**WHAT TO WORK ON**
Any picture among the records should be left out, please; retype the rest exactly.

**DATA LINES**
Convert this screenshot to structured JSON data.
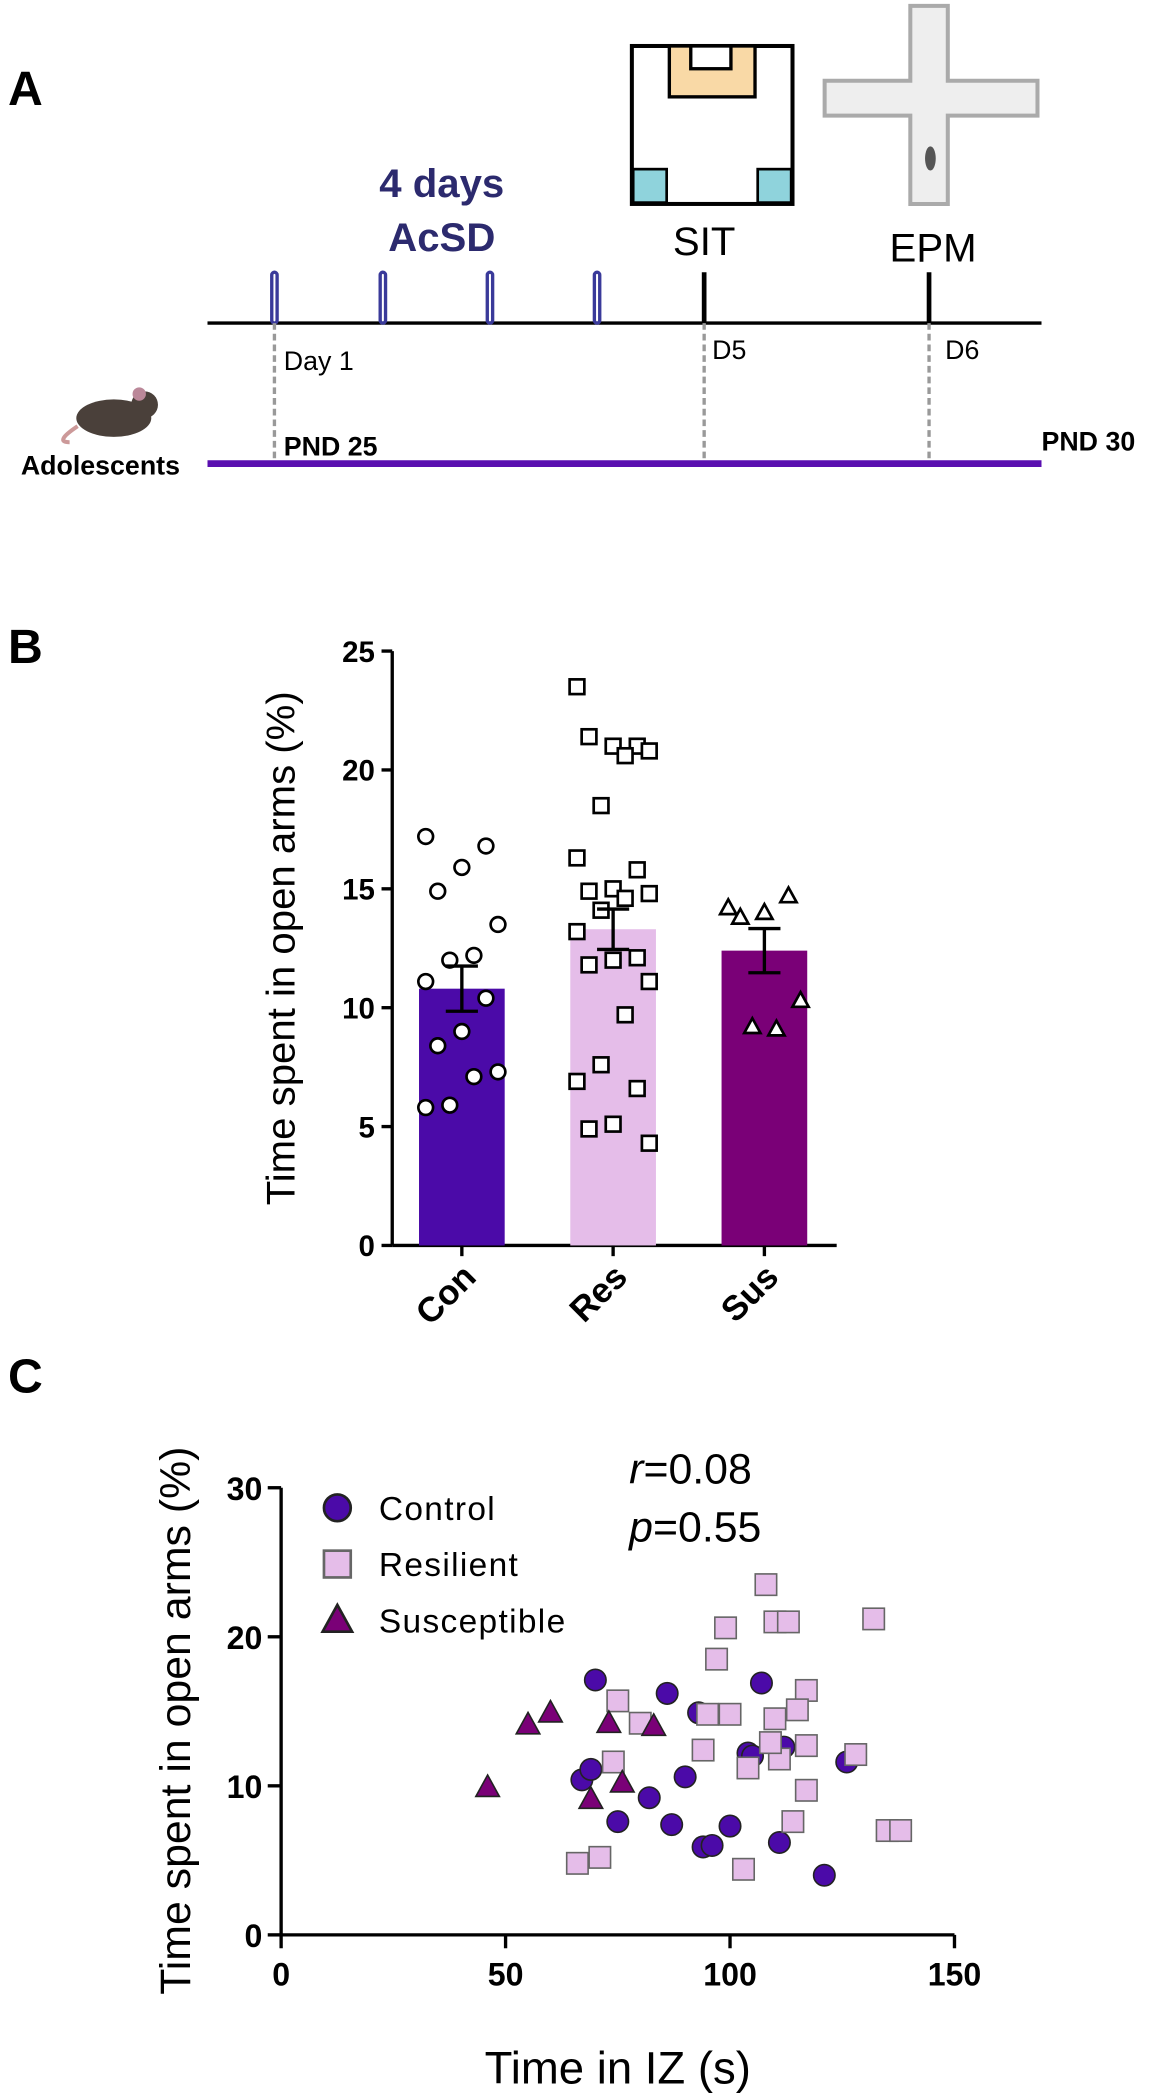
{
  "panel_a": {
    "label": "A",
    "days": "4 days",
    "procedure": "AcSD",
    "sit": "SIT",
    "epm": "EPM",
    "day1": "Day 1",
    "d5": "D5",
    "d6": "D6",
    "group": "Adolescents",
    "pnd_start": "PND 25",
    "pnd_end": "PND 30"
  },
  "chart_data": [
    {
      "type": "bar",
      "panel": "B",
      "ylabel": "Time spent in open arms (%)",
      "categories": [
        "Con",
        "Res",
        "Sus"
      ],
      "values": [
        10.8,
        13.3,
        12.4
      ],
      "errors": [
        0.95,
        0.85,
        0.93
      ],
      "colors": [
        "#4b0aa8",
        "#e5bde9",
        "#7a0077"
      ],
      "markers": [
        "circle",
        "square",
        "triangle"
      ],
      "points": [
        [
          17.2,
          16.8,
          15.9,
          14.9,
          13.5,
          12.2,
          12.0,
          11.1,
          10.4,
          9.0,
          8.4,
          7.3,
          7.1,
          5.9,
          5.8
        ],
        [
          23.5,
          21.0,
          21.0,
          21.4,
          20.8,
          20.6,
          18.5,
          16.3,
          15.8,
          15.0,
          14.9,
          14.8,
          14.6,
          14.1,
          13.2,
          12.1,
          12.0,
          11.8,
          11.1,
          9.7,
          7.6,
          6.9,
          6.6,
          5.1,
          4.9,
          4.3
        ],
        [
          14.2,
          14.7,
          14.0,
          13.8,
          10.3,
          9.1,
          9.2
        ]
      ],
      "ylim": [
        0,
        25
      ],
      "yticks": [
        0,
        5,
        10,
        15,
        20,
        25
      ]
    },
    {
      "type": "scatter",
      "panel": "C",
      "xlabel": "Time in IZ (s)",
      "ylabel": "Time spent in open arms (%)",
      "annotations": [
        {
          "symbol": "r",
          "text": "=0.08"
        },
        {
          "symbol": "p",
          "text": "=0.55"
        }
      ],
      "series": [
        {
          "name": "Control",
          "color": "#4b0aa8",
          "marker": "circle",
          "x": [
            70,
            86,
            107,
            93,
            104,
            112,
            126,
            67,
            69,
            90,
            82,
            75,
            87,
            100,
            94,
            96,
            111,
            121,
            105
          ],
          "values": [
            17.1,
            16.2,
            16.9,
            14.9,
            12.2,
            12.6,
            11.6,
            10.4,
            11.1,
            10.6,
            9.2,
            7.6,
            7.4,
            7.3,
            5.9,
            6.0,
            6.2,
            4.0,
            12.0
          ]
        },
        {
          "name": "Resilient",
          "color": "#e5bde9",
          "marker": "square",
          "x": [
            108,
            110,
            113,
            132,
            99,
            97,
            117,
            75,
            115,
            95,
            100,
            110,
            80,
            74,
            94,
            104,
            111,
            117,
            128,
            117,
            114,
            135,
            138,
            66,
            71,
            103,
            109
          ],
          "values": [
            23.5,
            21.0,
            21.0,
            21.2,
            20.6,
            18.5,
            16.4,
            15.7,
            15.1,
            14.8,
            14.8,
            14.5,
            14.2,
            11.6,
            12.4,
            11.2,
            11.8,
            12.7,
            12.1,
            9.7,
            7.6,
            7.0,
            7.0,
            4.8,
            5.2,
            4.4,
            12.9
          ]
        },
        {
          "name": "Susceptible",
          "color": "#7a0077",
          "marker": "triangle",
          "x": [
            46,
            55,
            60,
            73,
            83,
            76,
            69
          ],
          "values": [
            9.9,
            14.1,
            14.9,
            14.2,
            14.0,
            10.2,
            9.1
          ]
        }
      ],
      "xlim": [
        0,
        150
      ],
      "xticks": [
        0,
        50,
        100,
        150
      ],
      "ylim": [
        0,
        30
      ],
      "yticks": [
        0,
        10,
        20,
        30
      ]
    }
  ]
}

**SOLUTION TO THIS EXERCISE**
Convert this screenshot to structured JSON data.
{
  "panel_a": {
    "label": "A",
    "days": "4 days",
    "procedure": "AcSD",
    "sit": "SIT",
    "epm": "EPM",
    "day1": "Day 1",
    "d5": "D5",
    "d6": "D6",
    "group": "Adolescents",
    "pnd_start": "PND 25",
    "pnd_end": "PND 30"
  },
  "chart_data": [
    {
      "type": "bar",
      "panel": "B",
      "ylabel": "Time spent in open arms (%)",
      "categories": [
        "Con",
        "Res",
        "Sus"
      ],
      "values": [
        10.8,
        13.3,
        12.4
      ],
      "errors": [
        0.95,
        0.85,
        0.93
      ],
      "colors": [
        "#4b0aa8",
        "#e5bde9",
        "#7a0077"
      ],
      "markers": [
        "circle",
        "square",
        "triangle"
      ],
      "points": [
        [
          17.2,
          16.8,
          15.9,
          14.9,
          13.5,
          12.2,
          12.0,
          11.1,
          10.4,
          9.0,
          8.4,
          7.3,
          7.1,
          5.9,
          5.8
        ],
        [
          23.5,
          21.0,
          21.0,
          21.4,
          20.8,
          20.6,
          18.5,
          16.3,
          15.8,
          15.0,
          14.9,
          14.8,
          14.6,
          14.1,
          13.2,
          12.1,
          12.0,
          11.8,
          11.1,
          9.7,
          7.6,
          6.9,
          6.6,
          5.1,
          4.9,
          4.3
        ],
        [
          14.2,
          14.7,
          14.0,
          13.8,
          10.3,
          9.1,
          9.2
        ]
      ],
      "ylim": [
        0,
        25
      ],
      "yticks": [
        0,
        5,
        10,
        15,
        20,
        25
      ]
    },
    {
      "type": "scatter",
      "panel": "C",
      "xlabel": "Time in IZ (s)",
      "ylabel": "Time spent in open arms (%)",
      "annotations": [
        {
          "symbol": "r",
          "text": "=0.08"
        },
        {
          "symbol": "p",
          "text": "=0.55"
        }
      ],
      "series": [
        {
          "name": "Control",
          "color": "#4b0aa8",
          "marker": "circle",
          "x": [
            70,
            86,
            107,
            93,
            104,
            112,
            126,
            67,
            69,
            90,
            82,
            75,
            87,
            100,
            94,
            96,
            111,
            121,
            105
          ],
          "values": [
            17.1,
            16.2,
            16.9,
            14.9,
            12.2,
            12.6,
            11.6,
            10.4,
            11.1,
            10.6,
            9.2,
            7.6,
            7.4,
            7.3,
            5.9,
            6.0,
            6.2,
            4.0,
            12.0
          ]
        },
        {
          "name": "Resilient",
          "color": "#e5bde9",
          "marker": "square",
          "x": [
            108,
            110,
            113,
            132,
            99,
            97,
            117,
            75,
            115,
            95,
            100,
            110,
            80,
            74,
            94,
            104,
            111,
            117,
            128,
            117,
            114,
            135,
            138,
            66,
            71,
            103,
            109
          ],
          "values": [
            23.5,
            21.0,
            21.0,
            21.2,
            20.6,
            18.5,
            16.4,
            15.7,
            15.1,
            14.8,
            14.8,
            14.5,
            14.2,
            11.6,
            12.4,
            11.2,
            11.8,
            12.7,
            12.1,
            9.7,
            7.6,
            7.0,
            7.0,
            4.8,
            5.2,
            4.4,
            12.9
          ]
        },
        {
          "name": "Susceptible",
          "color": "#7a0077",
          "marker": "triangle",
          "x": [
            46,
            55,
            60,
            73,
            83,
            76,
            69
          ],
          "values": [
            9.9,
            14.1,
            14.9,
            14.2,
            14.0,
            10.2,
            9.1
          ]
        }
      ],
      "xlim": [
        0,
        150
      ],
      "xticks": [
        0,
        50,
        100,
        150
      ],
      "ylim": [
        0,
        30
      ],
      "yticks": [
        0,
        10,
        20,
        30
      ]
    }
  ]
}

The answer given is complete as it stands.